▶ _GIVEN INSTRUCTION_
Reproduce each line exactly, including spacing and punctuation.

▶ _ENTRIES SUPPLIED_
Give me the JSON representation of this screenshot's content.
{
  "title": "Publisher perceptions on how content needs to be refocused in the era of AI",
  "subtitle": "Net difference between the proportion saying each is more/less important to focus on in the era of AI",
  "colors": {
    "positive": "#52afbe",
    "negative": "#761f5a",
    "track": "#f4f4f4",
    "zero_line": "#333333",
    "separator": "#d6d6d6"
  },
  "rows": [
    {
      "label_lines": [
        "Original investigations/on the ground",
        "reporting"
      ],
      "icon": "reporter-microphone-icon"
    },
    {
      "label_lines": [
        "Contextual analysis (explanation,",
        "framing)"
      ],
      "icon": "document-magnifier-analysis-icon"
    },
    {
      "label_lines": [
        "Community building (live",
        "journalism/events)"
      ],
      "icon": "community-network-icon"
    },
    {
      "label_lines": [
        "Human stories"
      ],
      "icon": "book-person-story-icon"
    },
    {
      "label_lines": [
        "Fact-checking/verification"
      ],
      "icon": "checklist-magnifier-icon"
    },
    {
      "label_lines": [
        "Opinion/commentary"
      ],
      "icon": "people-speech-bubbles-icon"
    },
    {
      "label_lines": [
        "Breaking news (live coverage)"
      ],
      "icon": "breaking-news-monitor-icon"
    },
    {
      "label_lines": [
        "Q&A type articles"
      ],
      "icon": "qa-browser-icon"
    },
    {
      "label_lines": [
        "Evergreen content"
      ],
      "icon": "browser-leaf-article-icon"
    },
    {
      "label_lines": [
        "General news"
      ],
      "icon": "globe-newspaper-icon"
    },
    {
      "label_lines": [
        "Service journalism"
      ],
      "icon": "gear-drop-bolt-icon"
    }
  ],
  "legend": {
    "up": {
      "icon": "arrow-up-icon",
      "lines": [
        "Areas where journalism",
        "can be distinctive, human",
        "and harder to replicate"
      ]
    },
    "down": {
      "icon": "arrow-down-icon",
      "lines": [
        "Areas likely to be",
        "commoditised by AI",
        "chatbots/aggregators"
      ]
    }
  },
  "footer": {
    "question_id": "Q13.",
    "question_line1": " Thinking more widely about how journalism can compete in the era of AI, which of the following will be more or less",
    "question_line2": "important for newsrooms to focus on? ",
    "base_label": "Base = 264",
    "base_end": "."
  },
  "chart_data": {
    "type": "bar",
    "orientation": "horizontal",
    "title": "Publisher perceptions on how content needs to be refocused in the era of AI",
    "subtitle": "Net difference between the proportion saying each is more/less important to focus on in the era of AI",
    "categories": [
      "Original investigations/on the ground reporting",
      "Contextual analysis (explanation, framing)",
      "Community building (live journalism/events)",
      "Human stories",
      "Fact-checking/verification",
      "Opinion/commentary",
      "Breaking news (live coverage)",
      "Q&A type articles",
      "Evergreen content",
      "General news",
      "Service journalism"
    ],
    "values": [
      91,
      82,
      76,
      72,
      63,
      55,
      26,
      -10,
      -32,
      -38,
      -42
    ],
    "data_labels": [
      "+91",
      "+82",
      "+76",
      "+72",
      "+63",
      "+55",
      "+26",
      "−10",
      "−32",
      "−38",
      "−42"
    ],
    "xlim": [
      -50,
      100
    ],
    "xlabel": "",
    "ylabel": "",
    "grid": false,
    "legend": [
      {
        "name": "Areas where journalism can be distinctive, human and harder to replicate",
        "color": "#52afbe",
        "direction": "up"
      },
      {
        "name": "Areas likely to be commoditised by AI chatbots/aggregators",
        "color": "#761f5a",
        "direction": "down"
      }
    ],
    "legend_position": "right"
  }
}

▶ _REPLY_
Give me the JSON representation of this screenshot's content.
{
  "title": "Publisher perceptions on how content needs to be refocused in the era of AI",
  "subtitle": "Net difference between the proportion saying each is more/less important to focus on in the era of AI",
  "colors": {
    "positive": "#52afbe",
    "negative": "#761f5a",
    "track": "#f4f4f4",
    "zero_line": "#333333",
    "separator": "#d6d6d6"
  },
  "rows": [
    {
      "label_lines": [
        "Original investigations/on the ground",
        "reporting"
      ],
      "icon": "reporter-microphone-icon"
    },
    {
      "label_lines": [
        "Contextual analysis (explanation,",
        "framing)"
      ],
      "icon": "document-magnifier-analysis-icon"
    },
    {
      "label_lines": [
        "Community building (live",
        "journalism/events)"
      ],
      "icon": "community-network-icon"
    },
    {
      "label_lines": [
        "Human stories"
      ],
      "icon": "book-person-story-icon"
    },
    {
      "label_lines": [
        "Fact-checking/verification"
      ],
      "icon": "checklist-magnifier-icon"
    },
    {
      "label_lines": [
        "Opinion/commentary"
      ],
      "icon": "people-speech-bubbles-icon"
    },
    {
      "label_lines": [
        "Breaking news (live coverage)"
      ],
      "icon": "breaking-news-monitor-icon"
    },
    {
      "label_lines": [
        "Q&A type articles"
      ],
      "icon": "qa-browser-icon"
    },
    {
      "label_lines": [
        "Evergreen content"
      ],
      "icon": "browser-leaf-article-icon"
    },
    {
      "label_lines": [
        "General news"
      ],
      "icon": "globe-newspaper-icon"
    },
    {
      "label_lines": [
        "Service journalism"
      ],
      "icon": "gear-drop-bolt-icon"
    }
  ],
  "legend": {
    "up": {
      "icon": "arrow-up-icon",
      "lines": [
        "Areas where journalism",
        "can be distinctive, human",
        "and harder to replicate"
      ]
    },
    "down": {
      "icon": "arrow-down-icon",
      "lines": [
        "Areas likely to be",
        "commoditised by AI",
        "chatbots/aggregators"
      ]
    }
  },
  "footer": {
    "question_id": "Q13.",
    "question_line1": " Thinking more widely about how journalism can compete in the era of AI, which of the following will be more or less",
    "question_line2": "important for newsrooms to focus on? ",
    "base_label": "Base = 264",
    "base_end": "."
  },
  "chart_data": {
    "type": "bar",
    "orientation": "horizontal",
    "title": "Publisher perceptions on how content needs to be refocused in the era of AI",
    "subtitle": "Net difference between the proportion saying each is more/less important to focus on in the era of AI",
    "categories": [
      "Original investigations/on the ground reporting",
      "Contextual analysis (explanation, framing)",
      "Community building (live journalism/events)",
      "Human stories",
      "Fact-checking/verification",
      "Opinion/commentary",
      "Breaking news (live coverage)",
      "Q&A type articles",
      "Evergreen content",
      "General news",
      "Service journalism"
    ],
    "values": [
      91,
      82,
      76,
      72,
      63,
      55,
      26,
      -10,
      -32,
      -38,
      -42
    ],
    "data_labels": [
      "+91",
      "+82",
      "+76",
      "+72",
      "+63",
      "+55",
      "+26",
      "−10",
      "−32",
      "−38",
      "−42"
    ],
    "xlim": [
      -50,
      100
    ],
    "xlabel": "",
    "ylabel": "",
    "grid": false,
    "legend": [
      {
        "name": "Areas where journalism can be distinctive, human and harder to replicate",
        "color": "#52afbe",
        "direction": "up"
      },
      {
        "name": "Areas likely to be commoditised by AI chatbots/aggregators",
        "color": "#761f5a",
        "direction": "down"
      }
    ],
    "legend_position": "right"
  }
}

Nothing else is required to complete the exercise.